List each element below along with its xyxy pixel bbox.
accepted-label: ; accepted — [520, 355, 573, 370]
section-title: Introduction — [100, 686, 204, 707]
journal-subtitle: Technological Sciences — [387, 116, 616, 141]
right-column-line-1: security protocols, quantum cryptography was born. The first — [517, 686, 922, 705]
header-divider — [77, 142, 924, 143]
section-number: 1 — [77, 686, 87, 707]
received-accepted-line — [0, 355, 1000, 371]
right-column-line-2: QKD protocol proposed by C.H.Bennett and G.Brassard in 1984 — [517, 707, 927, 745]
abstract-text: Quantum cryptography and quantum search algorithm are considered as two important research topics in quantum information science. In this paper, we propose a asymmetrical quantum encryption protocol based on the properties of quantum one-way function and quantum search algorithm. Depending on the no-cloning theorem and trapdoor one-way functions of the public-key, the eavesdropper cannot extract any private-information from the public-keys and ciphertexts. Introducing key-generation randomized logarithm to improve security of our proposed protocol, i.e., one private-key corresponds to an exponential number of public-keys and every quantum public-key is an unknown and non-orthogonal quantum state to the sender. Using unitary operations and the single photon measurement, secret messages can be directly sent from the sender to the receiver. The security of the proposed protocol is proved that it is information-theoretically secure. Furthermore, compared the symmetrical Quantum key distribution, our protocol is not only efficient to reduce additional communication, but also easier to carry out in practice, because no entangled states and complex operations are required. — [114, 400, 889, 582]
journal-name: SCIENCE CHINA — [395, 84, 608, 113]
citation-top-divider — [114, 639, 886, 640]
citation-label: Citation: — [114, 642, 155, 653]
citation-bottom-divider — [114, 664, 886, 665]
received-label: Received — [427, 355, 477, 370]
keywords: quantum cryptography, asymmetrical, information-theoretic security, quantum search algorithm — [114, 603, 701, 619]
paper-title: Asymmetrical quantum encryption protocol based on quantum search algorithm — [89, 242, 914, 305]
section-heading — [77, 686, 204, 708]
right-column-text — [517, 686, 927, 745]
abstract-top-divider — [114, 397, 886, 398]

^^^^

# [EXERCISE PROMPT]
Print every line of the material above again, unchanged and in the same order.

# [TASK RESULT]
List each element below along with its xyxy pixel bbox.
accepted-label: ; accepted — [520, 355, 573, 370]
section-title: Introduction — [100, 686, 204, 707]
journal-subtitle: Technological Sciences — [387, 116, 616, 141]
right-column-line-1: security protocols, quantum cryptography was born. The first — [517, 686, 922, 705]
header-divider — [77, 142, 924, 143]
section-number: 1 — [77, 686, 87, 707]
received-accepted-line — [0, 355, 1000, 371]
right-column-line-2: QKD protocol proposed by C.H.Bennett and G.Brassard in 1984 — [517, 707, 927, 745]
abstract-text: Quantum cryptography and quantum search algorithm are considered as two important research topics in quantum information science. In this paper, we propose a asymmetrical quantum encryption protocol based on the properties of quantum one-way function and quantum search algorithm. Depending on the no-cloning theorem and trapdoor one-way functions of the public-key, the eavesdropper cannot extract any private-information from the public-keys and ciphertexts. Introducing key-generation randomized logarithm to improve security of our proposed protocol, i.e., one private-key corresponds to an exponential number of public-keys and every quantum public-key is an unknown and non-orthogonal quantum state to the sender. Using unitary operations and the single photon measurement, secret messages can be directly sent from the sender to the receiver. The security of the proposed protocol is proved that it is information-theoretically secure. Furthermore, compared the symmetrical Quantum key distribution, our protocol is not only efficient to reduce additional communication, but also easier to carry out in practice, because no entangled states and complex operations are required. — [114, 400, 889, 582]
journal-name: SCIENCE CHINA — [395, 84, 608, 113]
citation-top-divider — [114, 639, 886, 640]
citation-label: Citation: — [114, 642, 155, 653]
citation-bottom-divider — [114, 664, 886, 665]
received-label: Received — [427, 355, 477, 370]
keywords: quantum cryptography, asymmetrical, information-theoretic security, quantum search algorithm — [114, 603, 701, 619]
paper-title: Asymmetrical quantum encryption protocol based on quantum search algorithm — [89, 242, 914, 305]
section-heading — [77, 686, 204, 708]
right-column-text — [517, 686, 927, 745]
abstract-top-divider — [114, 397, 886, 398]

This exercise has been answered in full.